■ Dataset entries
- - - - - - -
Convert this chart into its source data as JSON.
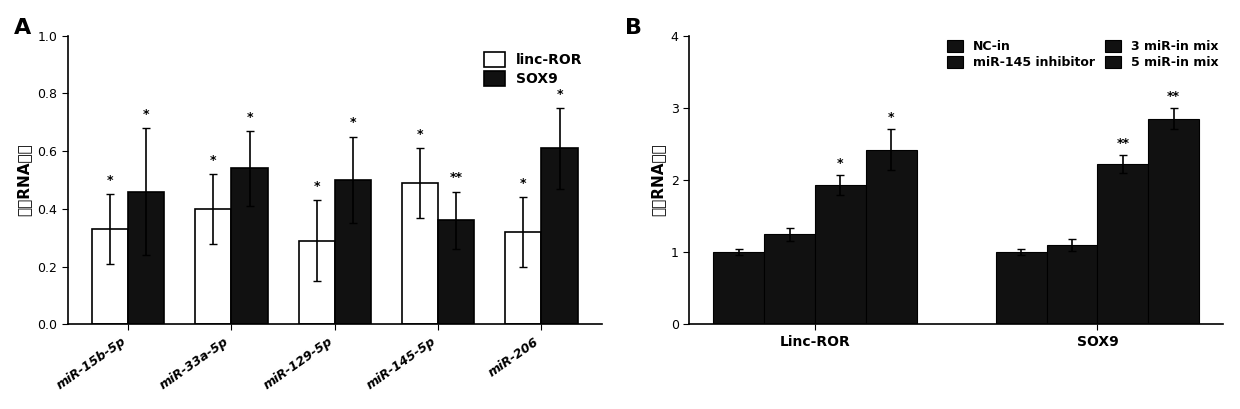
{
  "panel_A": {
    "label": "A",
    "categories": [
      "miR-15b-5p",
      "miR-33a-5p",
      "miR-129-5p",
      "miR-145-5p",
      "miR-206"
    ],
    "white_bars": [
      0.33,
      0.4,
      0.29,
      0.49,
      0.32
    ],
    "black_bars": [
      0.46,
      0.54,
      0.5,
      0.36,
      0.61
    ],
    "white_errors": [
      0.12,
      0.12,
      0.14,
      0.12,
      0.12
    ],
    "black_errors": [
      0.22,
      0.13,
      0.15,
      0.1,
      0.14
    ],
    "white_sig": [
      "*",
      "*",
      "*",
      "*",
      "*"
    ],
    "black_sig": [
      "*",
      "*",
      "*",
      "**",
      "*"
    ],
    "ylabel": "相关RNA水平",
    "ylim": [
      0,
      1.0
    ],
    "yticks": [
      0.0,
      0.2,
      0.4,
      0.6,
      0.8,
      1.0
    ],
    "legend_labels": [
      "linc-ROR",
      "SOX9"
    ],
    "bar_width": 0.35
  },
  "panel_B": {
    "label": "B",
    "group_labels": [
      "Linc-ROR",
      "SOX9"
    ],
    "series_labels": [
      "NC-in",
      "miR-145 inhibitor",
      "3 miR-in mix",
      "5 miR-in mix"
    ],
    "values": [
      [
        1.0,
        1.25,
        1.93,
        2.42
      ],
      [
        1.0,
        1.1,
        2.22,
        2.85
      ]
    ],
    "errors": [
      [
        0.04,
        0.09,
        0.14,
        0.28
      ],
      [
        0.04,
        0.08,
        0.12,
        0.15
      ]
    ],
    "sig": [
      [
        "",
        "",
        "*",
        "*"
      ],
      [
        "",
        "",
        "**",
        "**"
      ]
    ],
    "ylabel": "相关RNA水平",
    "ylim": [
      0,
      4.0
    ],
    "yticks": [
      0,
      1,
      2,
      3,
      4
    ],
    "bar_width": 0.18
  },
  "background_color": "#ffffff",
  "bar_black": "#111111",
  "bar_white": "#ffffff"
}
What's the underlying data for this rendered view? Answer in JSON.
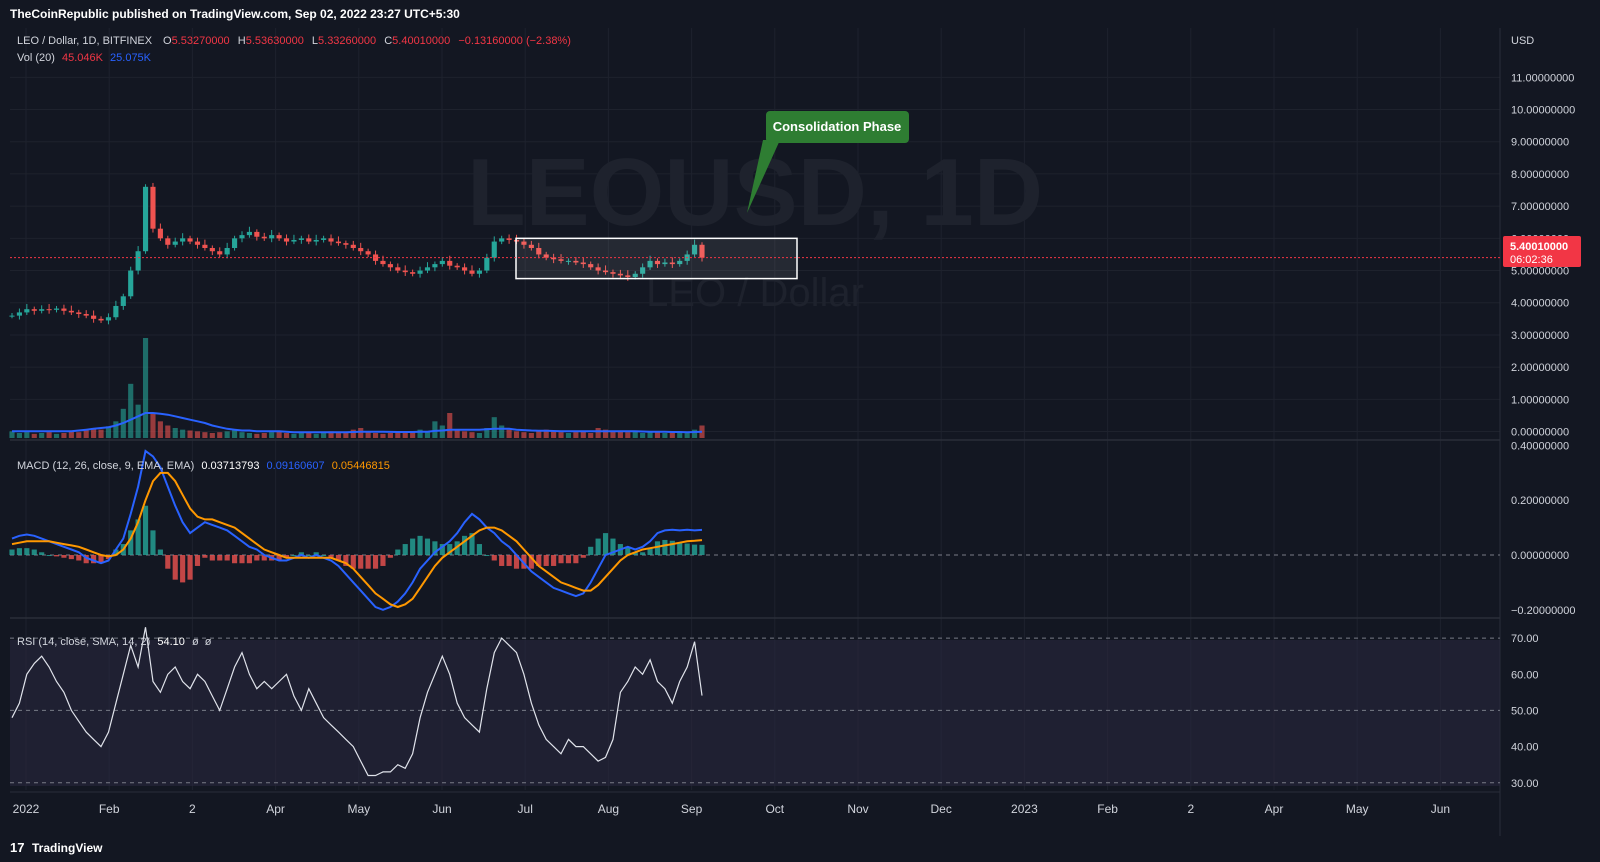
- - - - - - -
■ Exercise prompt
Using the material above, retype each entry exactly and omit the pictures.

■ Problem solution
Convert this chart into its source data as JSON.
{
  "panel_A": {
    "label": "A",
    "categories": [
      "miR-15b-5p",
      "miR-33a-5p",
      "miR-129-5p",
      "miR-145-5p",
      "miR-206"
    ],
    "white_bars": [
      0.33,
      0.4,
      0.29,
      0.49,
      0.32
    ],
    "black_bars": [
      0.46,
      0.54,
      0.5,
      0.36,
      0.61
    ],
    "white_errors": [
      0.12,
      0.12,
      0.14,
      0.12,
      0.12
    ],
    "black_errors": [
      0.22,
      0.13,
      0.15,
      0.1,
      0.14
    ],
    "white_sig": [
      "*",
      "*",
      "*",
      "*",
      "*"
    ],
    "black_sig": [
      "*",
      "*",
      "*",
      "**",
      "*"
    ],
    "ylabel": "相关RNA水平",
    "ylim": [
      0,
      1.0
    ],
    "yticks": [
      0.0,
      0.2,
      0.4,
      0.6,
      0.8,
      1.0
    ],
    "legend_labels": [
      "linc-ROR",
      "SOX9"
    ],
    "bar_width": 0.35
  },
  "panel_B": {
    "label": "B",
    "group_labels": [
      "Linc-ROR",
      "SOX9"
    ],
    "series_labels": [
      "NC-in",
      "miR-145 inhibitor",
      "3 miR-in mix",
      "5 miR-in mix"
    ],
    "values": [
      [
        1.0,
        1.25,
        1.93,
        2.42
      ],
      [
        1.0,
        1.1,
        2.22,
        2.85
      ]
    ],
    "errors": [
      [
        0.04,
        0.09,
        0.14,
        0.28
      ],
      [
        0.04,
        0.08,
        0.12,
        0.15
      ]
    ],
    "sig": [
      [
        "",
        "",
        "*",
        "*"
      ],
      [
        "",
        "",
        "**",
        "**"
      ]
    ],
    "ylabel": "相关RNA水平",
    "ylim": [
      0,
      4.0
    ],
    "yticks": [
      0,
      1,
      2,
      3,
      4
    ],
    "bar_width": 0.18
  },
  "background_color": "#ffffff",
  "bar_black": "#111111",
  "bar_white": "#ffffff"
}
What's the underlying data for this rendered view? Answer in JSON.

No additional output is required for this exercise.